YOUR TASK:
All of the data needs to be repeated exactly.

LISTED ENTRIES:
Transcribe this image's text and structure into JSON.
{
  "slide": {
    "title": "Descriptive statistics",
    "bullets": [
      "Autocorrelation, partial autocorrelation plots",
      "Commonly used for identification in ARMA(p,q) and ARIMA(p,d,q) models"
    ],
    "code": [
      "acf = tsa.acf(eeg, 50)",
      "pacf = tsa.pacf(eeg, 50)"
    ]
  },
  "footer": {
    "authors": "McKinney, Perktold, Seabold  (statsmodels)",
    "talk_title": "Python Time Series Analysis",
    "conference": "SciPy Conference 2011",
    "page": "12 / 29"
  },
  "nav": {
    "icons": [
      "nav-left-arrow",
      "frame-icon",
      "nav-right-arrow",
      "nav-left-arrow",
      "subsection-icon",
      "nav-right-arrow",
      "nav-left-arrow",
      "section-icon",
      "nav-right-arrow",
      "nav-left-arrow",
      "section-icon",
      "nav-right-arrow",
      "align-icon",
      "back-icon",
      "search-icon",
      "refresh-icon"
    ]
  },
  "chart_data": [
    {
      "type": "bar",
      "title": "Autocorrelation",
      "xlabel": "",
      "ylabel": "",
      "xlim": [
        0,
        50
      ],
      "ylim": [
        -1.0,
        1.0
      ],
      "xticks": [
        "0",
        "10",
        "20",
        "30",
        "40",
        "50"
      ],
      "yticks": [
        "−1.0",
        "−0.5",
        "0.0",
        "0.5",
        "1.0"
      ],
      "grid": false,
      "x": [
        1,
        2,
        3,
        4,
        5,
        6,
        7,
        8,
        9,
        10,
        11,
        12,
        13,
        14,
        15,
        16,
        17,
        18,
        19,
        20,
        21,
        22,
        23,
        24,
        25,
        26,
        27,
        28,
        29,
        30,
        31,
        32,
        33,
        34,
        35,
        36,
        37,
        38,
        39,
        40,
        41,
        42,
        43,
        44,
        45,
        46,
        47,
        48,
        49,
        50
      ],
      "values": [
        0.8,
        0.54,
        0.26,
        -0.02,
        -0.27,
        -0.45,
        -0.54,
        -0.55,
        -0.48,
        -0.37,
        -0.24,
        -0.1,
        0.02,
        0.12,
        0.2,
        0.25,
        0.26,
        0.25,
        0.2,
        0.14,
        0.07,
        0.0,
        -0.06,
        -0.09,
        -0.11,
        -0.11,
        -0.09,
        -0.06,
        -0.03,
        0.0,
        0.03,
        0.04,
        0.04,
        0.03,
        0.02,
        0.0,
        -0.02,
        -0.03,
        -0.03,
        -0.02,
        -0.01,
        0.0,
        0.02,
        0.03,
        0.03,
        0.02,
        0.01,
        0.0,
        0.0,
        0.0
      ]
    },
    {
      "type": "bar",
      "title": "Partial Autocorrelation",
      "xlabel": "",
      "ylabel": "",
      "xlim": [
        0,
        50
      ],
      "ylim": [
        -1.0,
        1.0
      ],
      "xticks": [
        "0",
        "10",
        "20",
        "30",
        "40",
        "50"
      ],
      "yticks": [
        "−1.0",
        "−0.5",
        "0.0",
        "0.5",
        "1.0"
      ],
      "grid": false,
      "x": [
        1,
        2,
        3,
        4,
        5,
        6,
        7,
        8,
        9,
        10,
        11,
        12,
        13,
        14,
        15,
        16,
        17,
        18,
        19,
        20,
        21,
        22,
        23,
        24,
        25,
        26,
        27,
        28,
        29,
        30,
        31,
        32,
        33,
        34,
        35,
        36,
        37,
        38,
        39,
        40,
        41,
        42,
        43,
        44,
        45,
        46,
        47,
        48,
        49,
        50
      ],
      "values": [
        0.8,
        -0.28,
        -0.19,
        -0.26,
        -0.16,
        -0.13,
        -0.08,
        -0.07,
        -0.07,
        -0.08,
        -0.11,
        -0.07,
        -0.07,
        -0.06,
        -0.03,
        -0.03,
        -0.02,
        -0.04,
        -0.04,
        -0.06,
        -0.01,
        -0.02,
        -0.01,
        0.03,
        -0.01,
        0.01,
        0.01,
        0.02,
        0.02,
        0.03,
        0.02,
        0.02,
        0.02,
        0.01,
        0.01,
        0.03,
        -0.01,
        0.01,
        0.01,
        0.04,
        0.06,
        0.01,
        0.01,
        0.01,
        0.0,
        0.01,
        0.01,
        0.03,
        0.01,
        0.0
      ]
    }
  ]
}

RESPONSE:
Transcribe this image's text and structure into JSON.
{
  "slide": {
    "title": "Descriptive statistics",
    "bullets": [
      "Autocorrelation, partial autocorrelation plots",
      "Commonly used for identification in ARMA(p,q) and ARIMA(p,d,q) models"
    ],
    "code": [
      "acf = tsa.acf(eeg, 50)",
      "pacf = tsa.pacf(eeg, 50)"
    ]
  },
  "footer": {
    "authors": "McKinney, Perktold, Seabold  (statsmodels)",
    "talk_title": "Python Time Series Analysis",
    "conference": "SciPy Conference 2011",
    "page": "12 / 29"
  },
  "nav": {
    "icons": [
      "nav-left-arrow",
      "frame-icon",
      "nav-right-arrow",
      "nav-left-arrow",
      "subsection-icon",
      "nav-right-arrow",
      "nav-left-arrow",
      "section-icon",
      "nav-right-arrow",
      "nav-left-arrow",
      "section-icon",
      "nav-right-arrow",
      "align-icon",
      "back-icon",
      "search-icon",
      "refresh-icon"
    ]
  },
  "chart_data": [
    {
      "type": "bar",
      "title": "Autocorrelation",
      "xlabel": "",
      "ylabel": "",
      "xlim": [
        0,
        50
      ],
      "ylim": [
        -1.0,
        1.0
      ],
      "xticks": [
        "0",
        "10",
        "20",
        "30",
        "40",
        "50"
      ],
      "yticks": [
        "−1.0",
        "−0.5",
        "0.0",
        "0.5",
        "1.0"
      ],
      "grid": false,
      "x": [
        1,
        2,
        3,
        4,
        5,
        6,
        7,
        8,
        9,
        10,
        11,
        12,
        13,
        14,
        15,
        16,
        17,
        18,
        19,
        20,
        21,
        22,
        23,
        24,
        25,
        26,
        27,
        28,
        29,
        30,
        31,
        32,
        33,
        34,
        35,
        36,
        37,
        38,
        39,
        40,
        41,
        42,
        43,
        44,
        45,
        46,
        47,
        48,
        49,
        50
      ],
      "values": [
        0.8,
        0.54,
        0.26,
        -0.02,
        -0.27,
        -0.45,
        -0.54,
        -0.55,
        -0.48,
        -0.37,
        -0.24,
        -0.1,
        0.02,
        0.12,
        0.2,
        0.25,
        0.26,
        0.25,
        0.2,
        0.14,
        0.07,
        0.0,
        -0.06,
        -0.09,
        -0.11,
        -0.11,
        -0.09,
        -0.06,
        -0.03,
        0.0,
        0.03,
        0.04,
        0.04,
        0.03,
        0.02,
        0.0,
        -0.02,
        -0.03,
        -0.03,
        -0.02,
        -0.01,
        0.0,
        0.02,
        0.03,
        0.03,
        0.02,
        0.01,
        0.0,
        0.0,
        0.0
      ]
    },
    {
      "type": "bar",
      "title": "Partial Autocorrelation",
      "xlabel": "",
      "ylabel": "",
      "xlim": [
        0,
        50
      ],
      "ylim": [
        -1.0,
        1.0
      ],
      "xticks": [
        "0",
        "10",
        "20",
        "30",
        "40",
        "50"
      ],
      "yticks": [
        "−1.0",
        "−0.5",
        "0.0",
        "0.5",
        "1.0"
      ],
      "grid": false,
      "x": [
        1,
        2,
        3,
        4,
        5,
        6,
        7,
        8,
        9,
        10,
        11,
        12,
        13,
        14,
        15,
        16,
        17,
        18,
        19,
        20,
        21,
        22,
        23,
        24,
        25,
        26,
        27,
        28,
        29,
        30,
        31,
        32,
        33,
        34,
        35,
        36,
        37,
        38,
        39,
        40,
        41,
        42,
        43,
        44,
        45,
        46,
        47,
        48,
        49,
        50
      ],
      "values": [
        0.8,
        -0.28,
        -0.19,
        -0.26,
        -0.16,
        -0.13,
        -0.08,
        -0.07,
        -0.07,
        -0.08,
        -0.11,
        -0.07,
        -0.07,
        -0.06,
        -0.03,
        -0.03,
        -0.02,
        -0.04,
        -0.04,
        -0.06,
        -0.01,
        -0.02,
        -0.01,
        0.03,
        -0.01,
        0.01,
        0.01,
        0.02,
        0.02,
        0.03,
        0.02,
        0.02,
        0.02,
        0.01,
        0.01,
        0.03,
        -0.01,
        0.01,
        0.01,
        0.04,
        0.06,
        0.01,
        0.01,
        0.01,
        0.0,
        0.01,
        0.01,
        0.03,
        0.01,
        0.0
      ]
    }
  ]
}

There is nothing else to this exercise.